## [Try it]
From the entries below, copy every line where the string "Streptococcus" appears.

## [Excerpted records]
______________________________

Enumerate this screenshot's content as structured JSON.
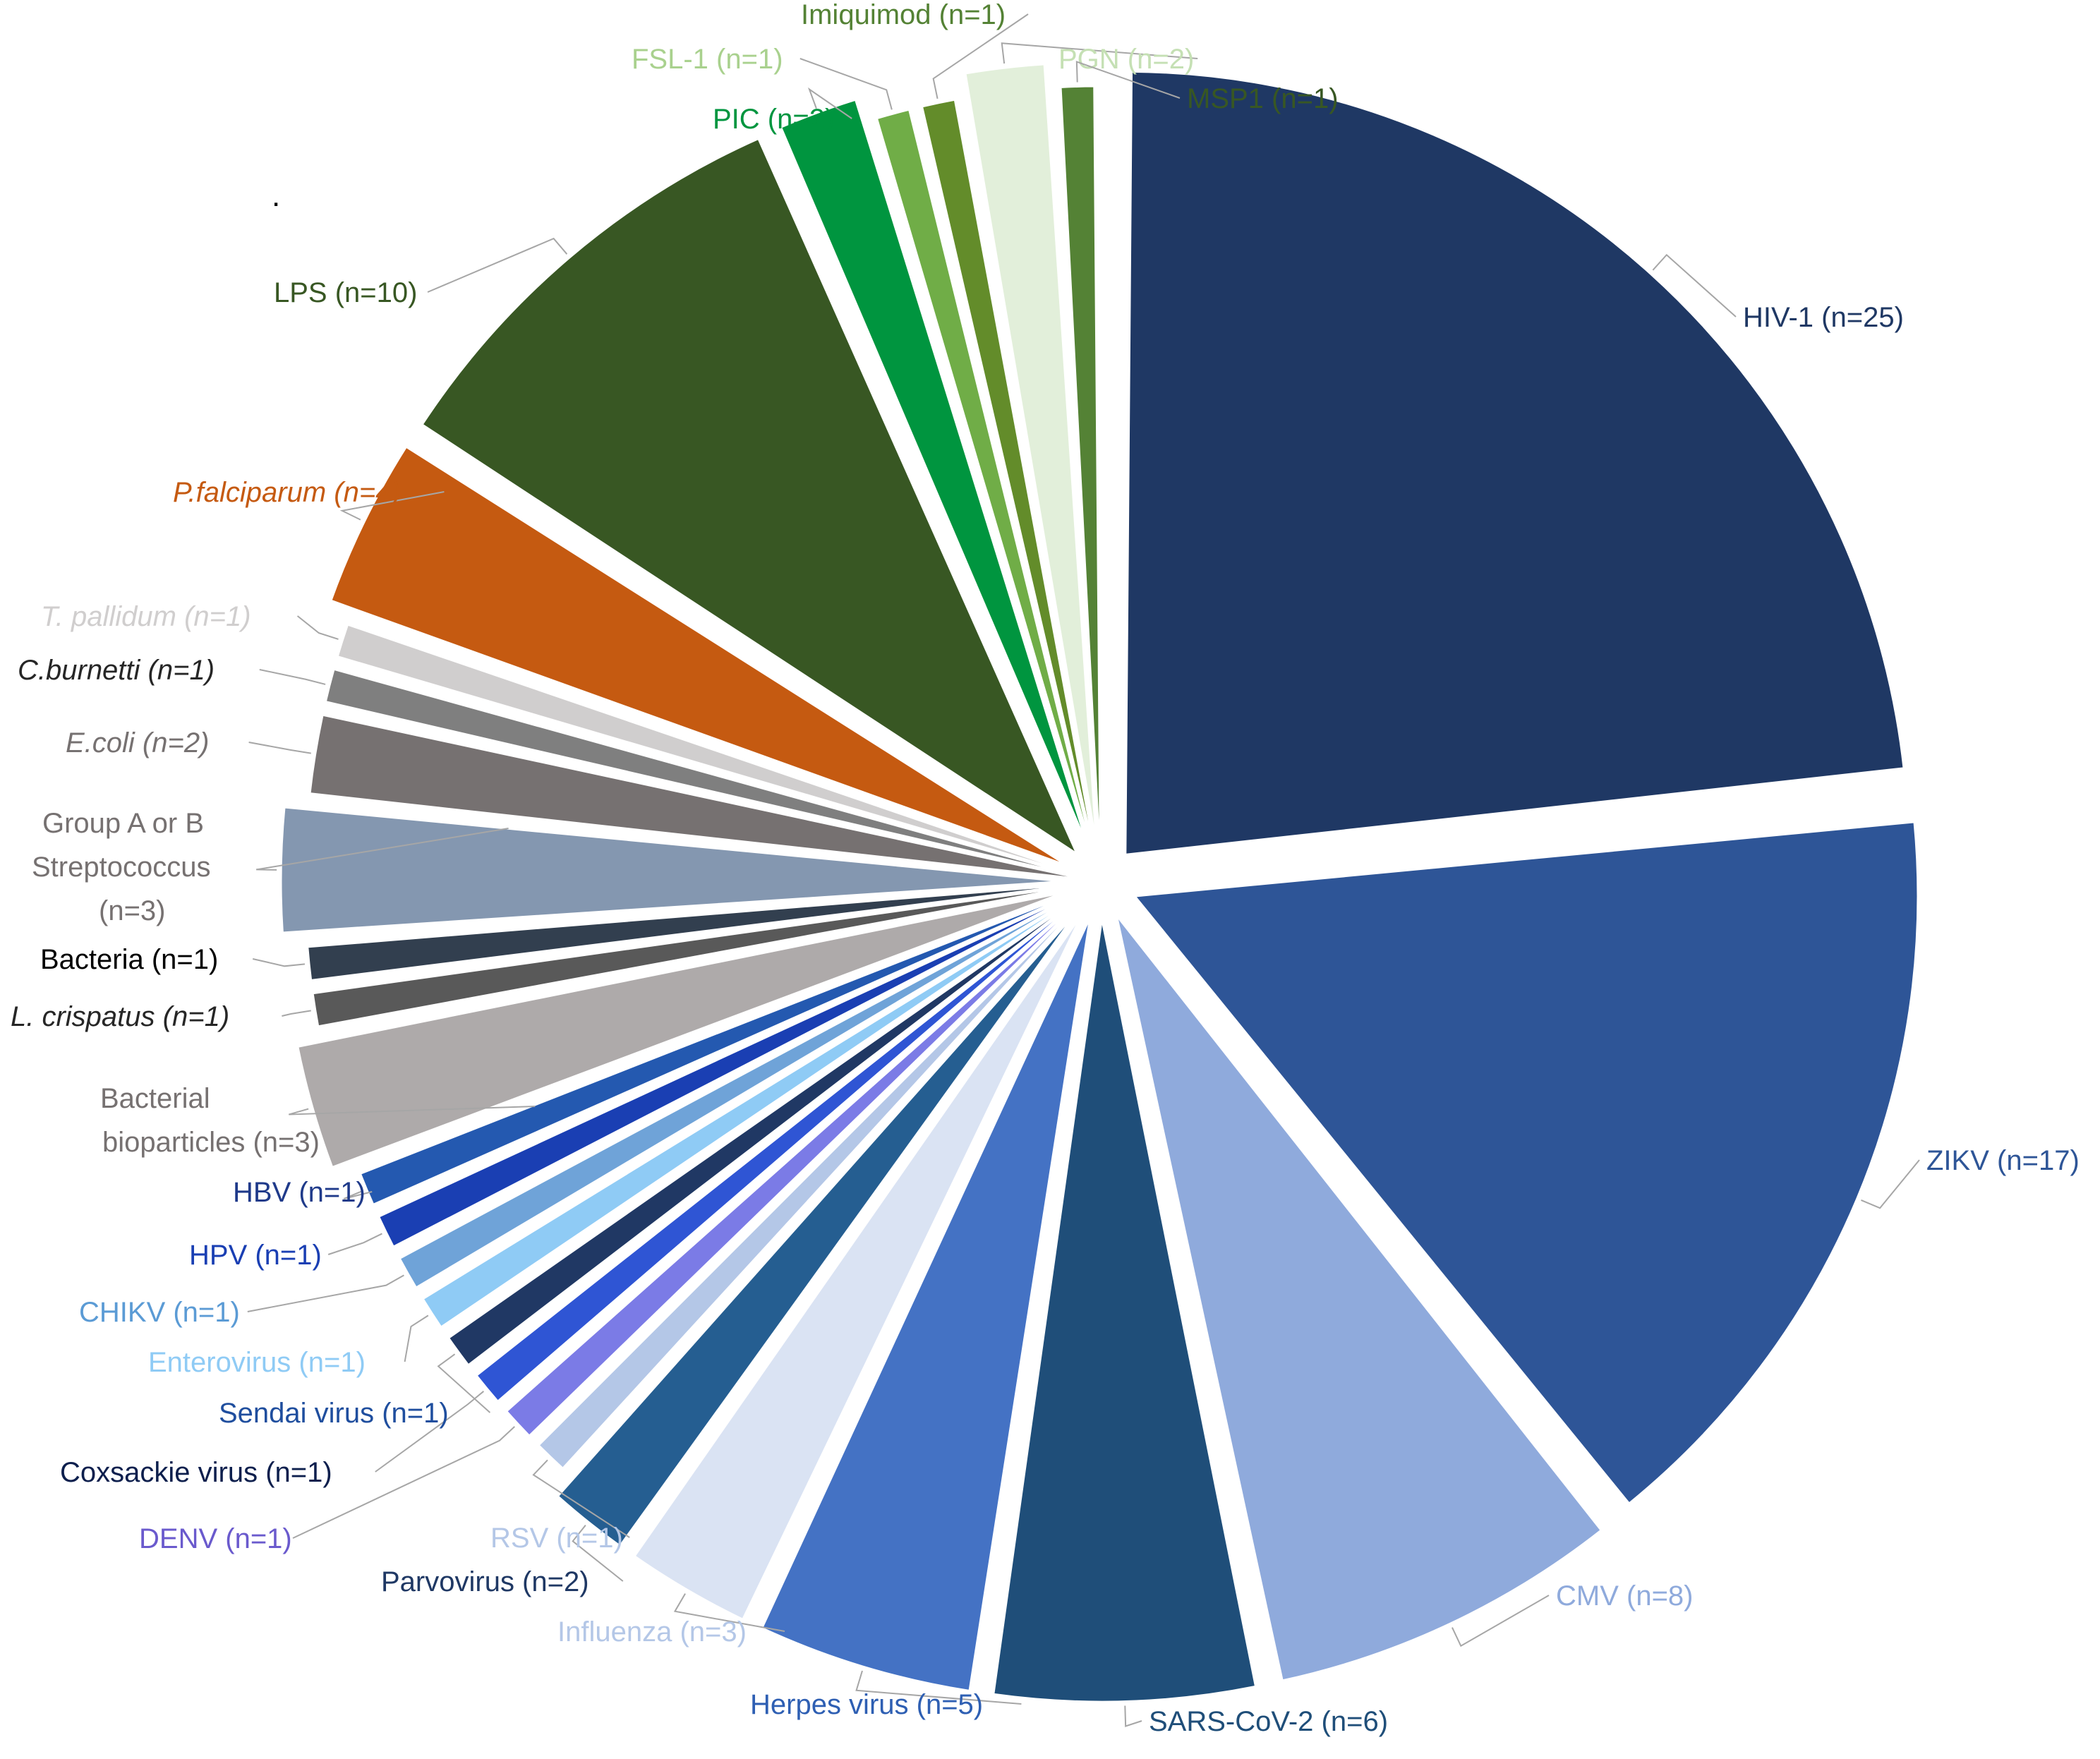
{
  "chart_data": {
    "type": "pie",
    "title": "",
    "stray_mark": ".",
    "slices": [
      {
        "label": "HIV-1 (n=25)",
        "name": "HIV-1",
        "value": 25,
        "color": "#1f3864",
        "label_color": "#1f3864",
        "italic": false
      },
      {
        "label": "ZIKV (n=17)",
        "name": "ZIKV",
        "value": 17,
        "color": "#2e5597",
        "label_color": "#2e5597",
        "italic": false
      },
      {
        "label": "CMV (n=8)",
        "name": "CMV",
        "value": 8,
        "color": "#8faadc",
        "label_color": "#8faadc",
        "italic": false
      },
      {
        "label": "SARS-CoV-2 (n=6)",
        "name": "SARS-CoV-2",
        "value": 6,
        "color": "#1f4e79",
        "label_color": "#1f4e79",
        "italic": false
      },
      {
        "label": "Herpes virus (n=5)",
        "name": "Herpes virus",
        "value": 5,
        "color": "#4472c4",
        "label_color": "#2e5fb3",
        "italic": false
      },
      {
        "label": "Influenza (n=3)",
        "name": "Influenza",
        "value": 3,
        "color": "#dae3f3",
        "label_color": "#b4c7e7",
        "italic": false
      },
      {
        "label": "Parvovirus (n=2)",
        "name": "Parvovirus",
        "value": 2,
        "color": "#255e91",
        "label_color": "#1f3864",
        "italic": false
      },
      {
        "label": "RSV (n=1)",
        "name": "RSV",
        "value": 1,
        "color": "#b4c7e7",
        "label_color": "#b4c7e7",
        "italic": false
      },
      {
        "label": "DENV (n=1)",
        "name": "DENV",
        "value": 1,
        "color": "#7b7be6",
        "label_color": "#6a5acd",
        "italic": false
      },
      {
        "label": "Coxsackie virus (n=1)",
        "name": "Coxsackie virus",
        "value": 1,
        "color": "#2f55d4",
        "label_color": "#0d1f4d",
        "italic": false
      },
      {
        "label": "Sendai virus (n=1)",
        "name": "Sendai virus",
        "value": 1,
        "color": "#203864",
        "label_color": "#1f4e9e",
        "italic": false
      },
      {
        "label": "Enterovirus (n=1)",
        "name": "Enterovirus",
        "value": 1,
        "color": "#8fcbf5",
        "label_color": "#8fcbf5",
        "italic": false
      },
      {
        "label": "CHIKV (n=1)",
        "name": "CHIKV",
        "value": 1,
        "color": "#6fa3d8",
        "label_color": "#5b9bd5",
        "italic": false
      },
      {
        "label": "HPV (n=1)",
        "name": "HPV",
        "value": 1,
        "color": "#1a3fb3",
        "label_color": "#1a3fb3",
        "italic": false
      },
      {
        "label": "HBV (n=1)",
        "name": "HBV",
        "value": 1,
        "color": "#2459b0",
        "label_color": "#1f3a8a",
        "italic": false
      },
      {
        "label": "Bacterial bioparticles  (n=3)",
        "name": "Bacterial bioparticles",
        "value": 3,
        "color": "#aeaaaa",
        "label_color": "#767171",
        "italic": false
      },
      {
        "label": "L. crispatus (n=1)",
        "name": "L. crispatus",
        "value": 1,
        "color": "#595959",
        "label_color": "#262626",
        "italic": true
      },
      {
        "label": "Bacteria (n=1)",
        "name": "Bacteria",
        "value": 1,
        "color": "#323f4f",
        "label_color": "#000000",
        "italic": false
      },
      {
        "label": "Group A or B Streptococcus (n=3)",
        "name": "Group A or B Streptococcus",
        "value": 3,
        "color": "#8497b0",
        "label_color": "#767171",
        "italic": false
      },
      {
        "label": "E.coli (n=2)",
        "name": "E.coli",
        "value": 2,
        "color": "#767171",
        "label_color": "#767171",
        "italic": true
      },
      {
        "label": "C.burnetti (n=1)",
        "name": "C.burnetti",
        "value": 1,
        "color": "#7f7f7f",
        "label_color": "#262626",
        "italic": true
      },
      {
        "label": "T. pallidum (n=1)",
        "name": "T. pallidum",
        "value": 1,
        "color": "#d0cece",
        "label_color": "#d0cece",
        "italic": true
      },
      {
        "label": "P.falciparum (n=4)",
        "name": "P.falciparum",
        "value": 4,
        "color": "#c55a11",
        "label_color": "#c55a11",
        "italic": true
      },
      {
        "label": "LPS (n=10)",
        "name": "LPS",
        "value": 10,
        "color": "#385723",
        "label_color": "#385723",
        "italic": false
      },
      {
        "label": "PIC (n=2)",
        "name": "PIC",
        "value": 2,
        "color": "#00953f",
        "label_color": "#00953f",
        "italic": false
      },
      {
        "label": "FSL-1 (n=1)",
        "name": "FSL-1",
        "value": 1,
        "color": "#70ad47",
        "label_color": "#a9d18e",
        "italic": false
      },
      {
        "label": "Imiquimod (n=1)",
        "name": "Imiquimod",
        "value": 1,
        "color": "#638c2a",
        "label_color": "#548235",
        "italic": false
      },
      {
        "label": "PGN (n=2)",
        "name": "PGN",
        "value": 2,
        "color": "#e2efda",
        "label_color": "#c5e0b4",
        "italic": false
      },
      {
        "label": "MSP1 (n=1)",
        "name": "MSP1",
        "value": 1,
        "color": "#548235",
        "label_color": "#385723",
        "italic": false
      }
    ]
  }
}
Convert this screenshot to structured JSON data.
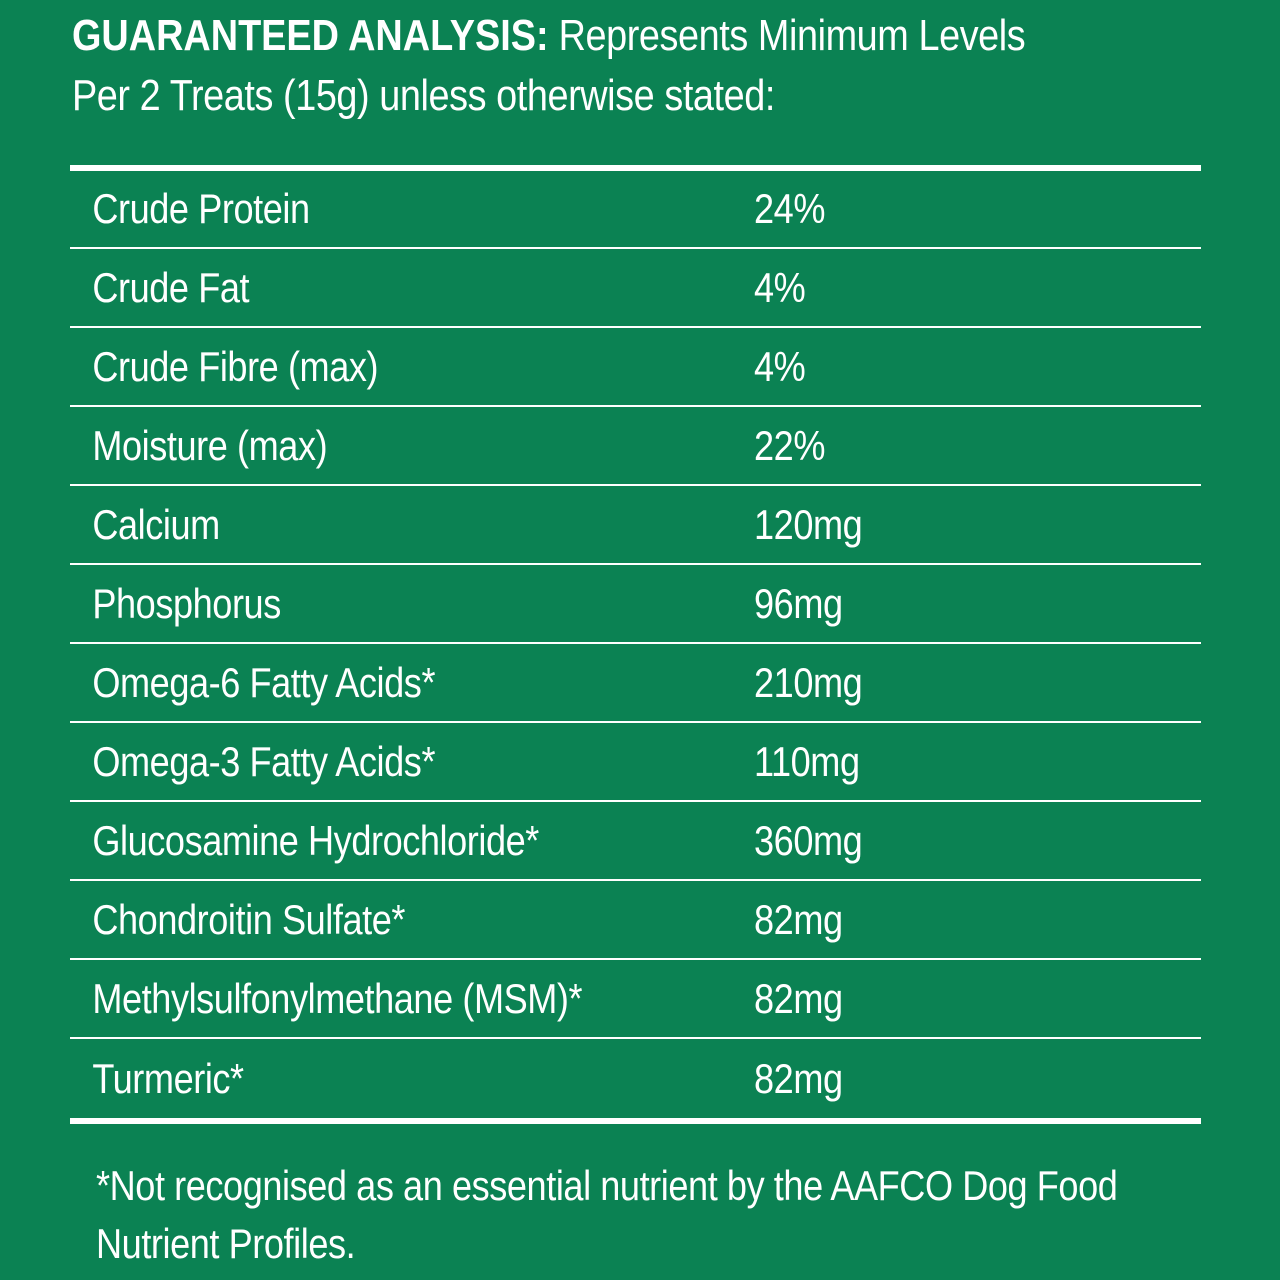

______________________________

## [Output for this task]
        "label": "Group A or B Streptococcus (n=3)",
        "name": "Group A or B Streptococcus",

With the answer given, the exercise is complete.